> _Stated task_: Where a line of the listing below includes the word "Jahr", reproduce that line.
>> Begin
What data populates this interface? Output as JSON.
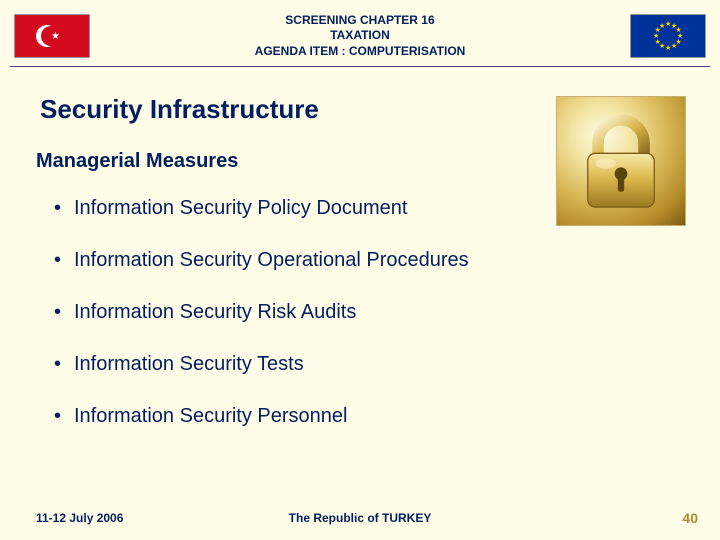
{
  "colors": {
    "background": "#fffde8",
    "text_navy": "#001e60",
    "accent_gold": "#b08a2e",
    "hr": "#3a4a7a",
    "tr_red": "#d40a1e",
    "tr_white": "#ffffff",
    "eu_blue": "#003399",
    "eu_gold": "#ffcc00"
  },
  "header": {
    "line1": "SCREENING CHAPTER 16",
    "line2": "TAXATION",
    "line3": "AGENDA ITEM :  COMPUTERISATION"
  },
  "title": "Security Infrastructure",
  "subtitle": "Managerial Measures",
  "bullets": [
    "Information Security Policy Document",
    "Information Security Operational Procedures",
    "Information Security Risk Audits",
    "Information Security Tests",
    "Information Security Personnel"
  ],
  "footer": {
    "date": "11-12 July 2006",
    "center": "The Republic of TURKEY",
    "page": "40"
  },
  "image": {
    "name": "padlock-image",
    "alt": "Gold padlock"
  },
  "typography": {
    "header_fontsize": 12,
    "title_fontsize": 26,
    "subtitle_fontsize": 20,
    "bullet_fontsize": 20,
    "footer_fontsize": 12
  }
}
>> End
>> Begin
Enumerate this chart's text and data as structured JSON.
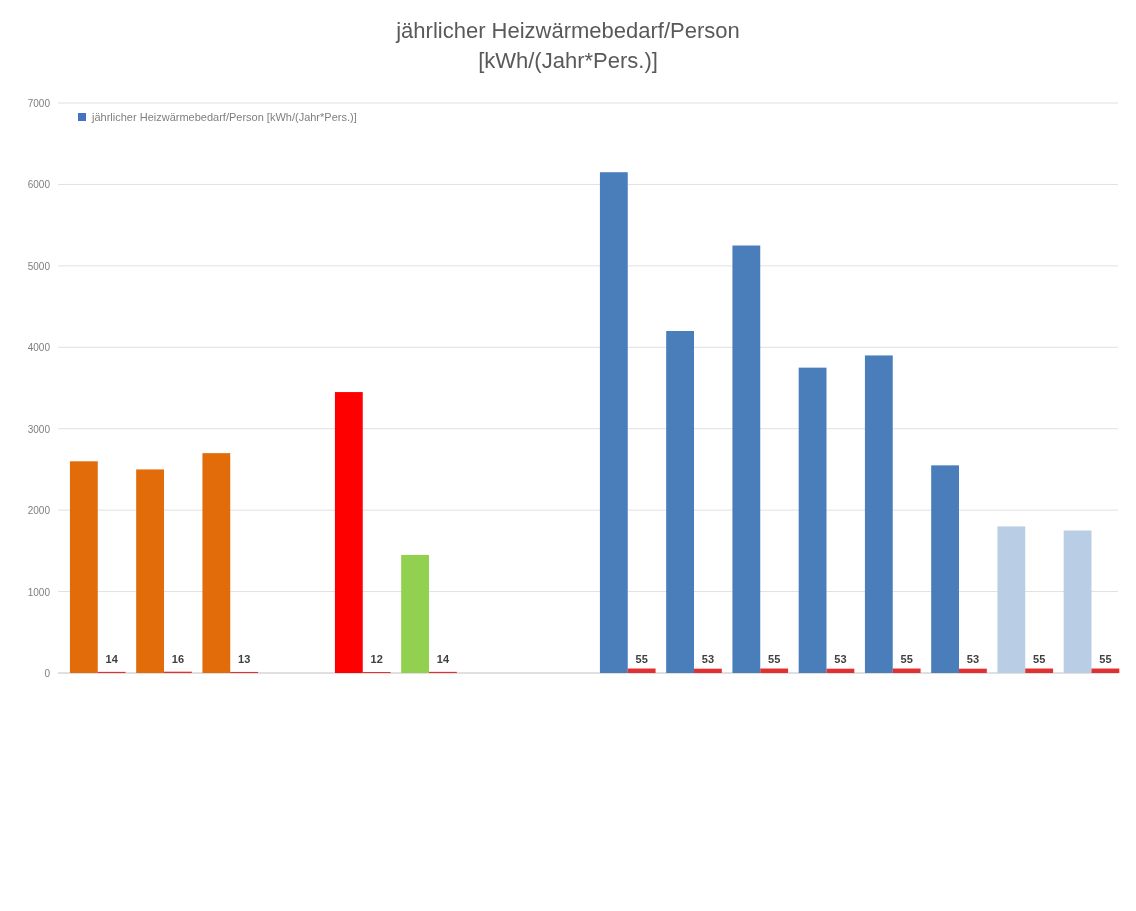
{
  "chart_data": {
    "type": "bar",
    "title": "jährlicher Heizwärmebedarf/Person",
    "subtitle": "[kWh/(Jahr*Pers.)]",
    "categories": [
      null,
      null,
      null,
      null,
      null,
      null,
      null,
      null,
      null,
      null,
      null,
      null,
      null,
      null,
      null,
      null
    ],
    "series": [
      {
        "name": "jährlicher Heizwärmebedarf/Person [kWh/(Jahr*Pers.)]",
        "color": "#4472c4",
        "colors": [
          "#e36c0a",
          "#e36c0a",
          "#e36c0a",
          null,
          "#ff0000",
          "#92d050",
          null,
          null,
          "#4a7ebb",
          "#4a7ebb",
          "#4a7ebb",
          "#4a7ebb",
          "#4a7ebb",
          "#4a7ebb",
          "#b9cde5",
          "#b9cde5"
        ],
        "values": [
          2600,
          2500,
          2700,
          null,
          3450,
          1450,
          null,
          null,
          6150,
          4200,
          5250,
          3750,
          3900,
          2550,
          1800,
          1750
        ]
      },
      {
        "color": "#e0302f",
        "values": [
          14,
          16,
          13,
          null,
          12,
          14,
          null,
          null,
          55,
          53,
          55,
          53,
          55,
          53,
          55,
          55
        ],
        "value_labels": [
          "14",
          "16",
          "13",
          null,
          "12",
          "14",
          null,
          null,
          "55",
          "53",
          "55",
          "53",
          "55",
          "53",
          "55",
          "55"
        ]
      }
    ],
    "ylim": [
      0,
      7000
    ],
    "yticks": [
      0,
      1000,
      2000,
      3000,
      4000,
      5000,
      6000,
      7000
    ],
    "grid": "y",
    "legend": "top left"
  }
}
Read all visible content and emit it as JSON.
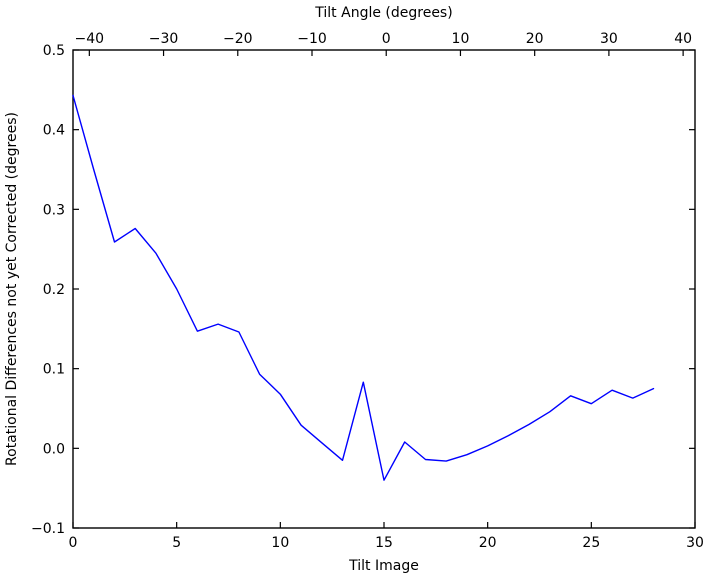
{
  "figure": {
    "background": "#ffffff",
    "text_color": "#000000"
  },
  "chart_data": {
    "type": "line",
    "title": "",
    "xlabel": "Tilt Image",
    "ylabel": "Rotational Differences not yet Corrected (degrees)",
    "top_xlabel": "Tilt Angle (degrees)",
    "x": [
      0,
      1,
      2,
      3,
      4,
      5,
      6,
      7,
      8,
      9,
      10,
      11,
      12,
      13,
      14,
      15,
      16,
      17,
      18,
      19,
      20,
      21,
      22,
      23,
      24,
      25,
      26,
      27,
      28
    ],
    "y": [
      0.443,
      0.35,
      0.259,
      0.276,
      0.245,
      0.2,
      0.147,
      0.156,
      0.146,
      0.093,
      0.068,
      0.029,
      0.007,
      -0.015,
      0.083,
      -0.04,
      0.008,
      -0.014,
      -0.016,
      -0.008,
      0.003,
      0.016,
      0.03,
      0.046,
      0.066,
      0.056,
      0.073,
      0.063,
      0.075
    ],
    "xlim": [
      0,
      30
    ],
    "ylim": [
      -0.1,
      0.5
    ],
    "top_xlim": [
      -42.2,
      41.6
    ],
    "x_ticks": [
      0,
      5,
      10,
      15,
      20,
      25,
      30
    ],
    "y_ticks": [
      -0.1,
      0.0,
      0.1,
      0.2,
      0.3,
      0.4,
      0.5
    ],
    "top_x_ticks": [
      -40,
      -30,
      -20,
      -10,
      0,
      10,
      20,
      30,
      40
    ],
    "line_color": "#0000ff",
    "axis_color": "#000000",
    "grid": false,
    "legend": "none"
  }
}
>> End
> _Completed exercise_:
    "subtitle": "[kWh/(Jahr*Pers.)]",
        "name": "jährlicher Heizwärmebedarf/Person [kWh/(Jahr*Pers.)]",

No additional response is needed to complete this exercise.